Exercise brief - Check every line below for the string "многоквартирного", and copy the lines that contain it.
========
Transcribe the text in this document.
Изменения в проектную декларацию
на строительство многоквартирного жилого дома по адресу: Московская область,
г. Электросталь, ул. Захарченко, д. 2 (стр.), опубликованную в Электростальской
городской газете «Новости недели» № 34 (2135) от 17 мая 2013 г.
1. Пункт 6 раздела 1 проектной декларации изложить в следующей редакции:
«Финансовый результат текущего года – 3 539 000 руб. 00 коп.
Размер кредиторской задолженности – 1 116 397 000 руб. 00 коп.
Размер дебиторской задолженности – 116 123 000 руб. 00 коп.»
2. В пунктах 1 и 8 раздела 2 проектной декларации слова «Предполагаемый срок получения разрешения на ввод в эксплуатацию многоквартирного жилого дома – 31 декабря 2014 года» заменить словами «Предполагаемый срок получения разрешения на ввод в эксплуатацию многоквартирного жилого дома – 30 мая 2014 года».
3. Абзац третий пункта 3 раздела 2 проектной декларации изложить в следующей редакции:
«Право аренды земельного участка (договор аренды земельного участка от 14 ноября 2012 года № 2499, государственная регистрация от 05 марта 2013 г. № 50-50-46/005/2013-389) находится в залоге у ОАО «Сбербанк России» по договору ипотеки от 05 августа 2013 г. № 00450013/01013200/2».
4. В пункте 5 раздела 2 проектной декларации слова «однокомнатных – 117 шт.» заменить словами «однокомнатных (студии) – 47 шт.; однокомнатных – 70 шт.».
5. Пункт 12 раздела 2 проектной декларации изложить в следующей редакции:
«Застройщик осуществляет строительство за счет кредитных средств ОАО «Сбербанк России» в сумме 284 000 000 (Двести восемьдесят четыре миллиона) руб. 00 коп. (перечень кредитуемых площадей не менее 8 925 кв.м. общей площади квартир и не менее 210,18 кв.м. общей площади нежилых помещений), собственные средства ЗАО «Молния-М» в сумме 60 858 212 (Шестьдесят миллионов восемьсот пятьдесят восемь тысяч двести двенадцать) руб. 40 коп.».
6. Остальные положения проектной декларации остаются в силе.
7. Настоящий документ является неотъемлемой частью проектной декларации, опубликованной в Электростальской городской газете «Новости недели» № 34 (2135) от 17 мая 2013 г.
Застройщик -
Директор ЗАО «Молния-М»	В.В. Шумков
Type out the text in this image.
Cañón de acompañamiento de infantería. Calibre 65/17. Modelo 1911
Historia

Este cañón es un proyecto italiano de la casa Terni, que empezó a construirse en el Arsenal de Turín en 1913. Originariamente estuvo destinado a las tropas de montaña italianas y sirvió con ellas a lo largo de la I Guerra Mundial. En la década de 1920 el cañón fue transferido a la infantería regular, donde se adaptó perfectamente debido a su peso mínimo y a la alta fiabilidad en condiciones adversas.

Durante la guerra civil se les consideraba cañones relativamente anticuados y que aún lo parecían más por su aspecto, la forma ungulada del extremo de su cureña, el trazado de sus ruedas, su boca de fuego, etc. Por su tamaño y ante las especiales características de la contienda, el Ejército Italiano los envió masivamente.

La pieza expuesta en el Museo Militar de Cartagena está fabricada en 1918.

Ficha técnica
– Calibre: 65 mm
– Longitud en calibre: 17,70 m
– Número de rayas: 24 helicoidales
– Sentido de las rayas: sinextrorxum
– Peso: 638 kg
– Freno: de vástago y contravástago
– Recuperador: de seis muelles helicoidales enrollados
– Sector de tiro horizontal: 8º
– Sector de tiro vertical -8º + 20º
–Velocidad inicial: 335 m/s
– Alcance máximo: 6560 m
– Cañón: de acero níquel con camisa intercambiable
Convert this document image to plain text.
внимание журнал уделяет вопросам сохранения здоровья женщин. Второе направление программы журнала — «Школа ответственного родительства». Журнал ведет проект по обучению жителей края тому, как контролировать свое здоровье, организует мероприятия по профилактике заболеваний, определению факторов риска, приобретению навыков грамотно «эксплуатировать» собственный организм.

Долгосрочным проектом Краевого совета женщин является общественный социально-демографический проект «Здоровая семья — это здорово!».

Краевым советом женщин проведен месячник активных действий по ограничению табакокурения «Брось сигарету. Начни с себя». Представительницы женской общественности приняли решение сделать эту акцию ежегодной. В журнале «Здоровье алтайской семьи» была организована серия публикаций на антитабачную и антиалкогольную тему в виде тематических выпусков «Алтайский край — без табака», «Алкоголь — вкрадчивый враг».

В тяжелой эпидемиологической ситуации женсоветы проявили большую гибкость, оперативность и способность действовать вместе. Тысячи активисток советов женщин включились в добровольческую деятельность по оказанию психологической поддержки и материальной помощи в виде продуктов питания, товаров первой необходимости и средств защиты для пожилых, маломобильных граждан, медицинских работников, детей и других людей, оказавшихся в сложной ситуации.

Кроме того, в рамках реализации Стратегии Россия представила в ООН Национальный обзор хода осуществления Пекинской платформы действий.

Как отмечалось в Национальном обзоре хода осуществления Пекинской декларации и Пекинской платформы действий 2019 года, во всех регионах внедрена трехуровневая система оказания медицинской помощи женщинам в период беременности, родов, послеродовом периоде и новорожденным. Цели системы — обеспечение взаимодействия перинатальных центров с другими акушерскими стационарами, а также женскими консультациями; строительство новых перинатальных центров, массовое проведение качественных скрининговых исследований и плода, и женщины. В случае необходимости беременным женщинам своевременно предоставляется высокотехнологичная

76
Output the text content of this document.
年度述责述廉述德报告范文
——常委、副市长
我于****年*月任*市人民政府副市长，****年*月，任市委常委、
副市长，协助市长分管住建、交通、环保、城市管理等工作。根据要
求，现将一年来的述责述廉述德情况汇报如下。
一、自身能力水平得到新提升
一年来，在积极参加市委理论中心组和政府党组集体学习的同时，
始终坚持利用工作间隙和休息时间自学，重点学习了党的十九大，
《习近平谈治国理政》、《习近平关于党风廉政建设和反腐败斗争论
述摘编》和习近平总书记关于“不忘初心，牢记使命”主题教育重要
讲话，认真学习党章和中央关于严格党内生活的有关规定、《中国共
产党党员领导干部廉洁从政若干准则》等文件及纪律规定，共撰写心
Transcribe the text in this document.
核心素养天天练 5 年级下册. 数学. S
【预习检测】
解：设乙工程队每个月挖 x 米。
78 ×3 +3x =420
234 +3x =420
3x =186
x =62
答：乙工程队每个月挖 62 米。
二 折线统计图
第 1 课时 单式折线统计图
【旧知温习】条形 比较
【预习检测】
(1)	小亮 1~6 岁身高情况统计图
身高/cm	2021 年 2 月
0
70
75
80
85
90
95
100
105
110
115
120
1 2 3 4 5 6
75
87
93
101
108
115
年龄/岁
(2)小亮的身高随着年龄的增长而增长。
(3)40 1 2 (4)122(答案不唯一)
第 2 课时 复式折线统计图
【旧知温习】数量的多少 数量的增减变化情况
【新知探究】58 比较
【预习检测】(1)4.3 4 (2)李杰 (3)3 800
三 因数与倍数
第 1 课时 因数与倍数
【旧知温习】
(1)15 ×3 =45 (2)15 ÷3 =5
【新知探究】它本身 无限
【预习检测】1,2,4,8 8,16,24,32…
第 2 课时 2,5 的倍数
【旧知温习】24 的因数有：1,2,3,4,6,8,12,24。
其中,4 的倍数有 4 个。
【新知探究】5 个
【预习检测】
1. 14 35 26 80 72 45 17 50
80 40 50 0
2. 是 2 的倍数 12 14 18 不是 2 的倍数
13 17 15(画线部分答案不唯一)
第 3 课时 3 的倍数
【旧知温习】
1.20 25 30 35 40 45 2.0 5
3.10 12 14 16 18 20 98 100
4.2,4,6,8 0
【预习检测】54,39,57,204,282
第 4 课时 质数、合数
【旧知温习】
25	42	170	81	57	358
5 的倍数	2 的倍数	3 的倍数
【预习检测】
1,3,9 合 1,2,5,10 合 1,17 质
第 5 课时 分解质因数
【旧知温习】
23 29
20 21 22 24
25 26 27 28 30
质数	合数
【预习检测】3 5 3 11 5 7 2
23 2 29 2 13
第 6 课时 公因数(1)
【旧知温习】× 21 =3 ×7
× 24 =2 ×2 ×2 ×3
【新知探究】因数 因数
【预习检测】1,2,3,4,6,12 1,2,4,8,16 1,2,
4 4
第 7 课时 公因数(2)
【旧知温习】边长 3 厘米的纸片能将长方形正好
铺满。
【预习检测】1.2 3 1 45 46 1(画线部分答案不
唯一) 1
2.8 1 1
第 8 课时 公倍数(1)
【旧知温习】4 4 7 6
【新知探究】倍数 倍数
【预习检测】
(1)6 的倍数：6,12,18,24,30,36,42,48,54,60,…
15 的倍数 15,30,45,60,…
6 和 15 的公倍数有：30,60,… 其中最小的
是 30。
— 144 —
========
Solution to this problem -
на строительство многоквартирного жилого дома по адресу: Московская область,
2. В пунктах 1 и 8 раздела 2 проектной декларации слова «Предполагаемый срок получения разрешения на ввод в эксплуатацию многоквартирного жилого дома – 31 декабря 2014 года» заменить словами «Предполагаемый срок получения разрешения на ввод в эксплуатацию многоквартирного жилого дома – 30 мая 2014 года».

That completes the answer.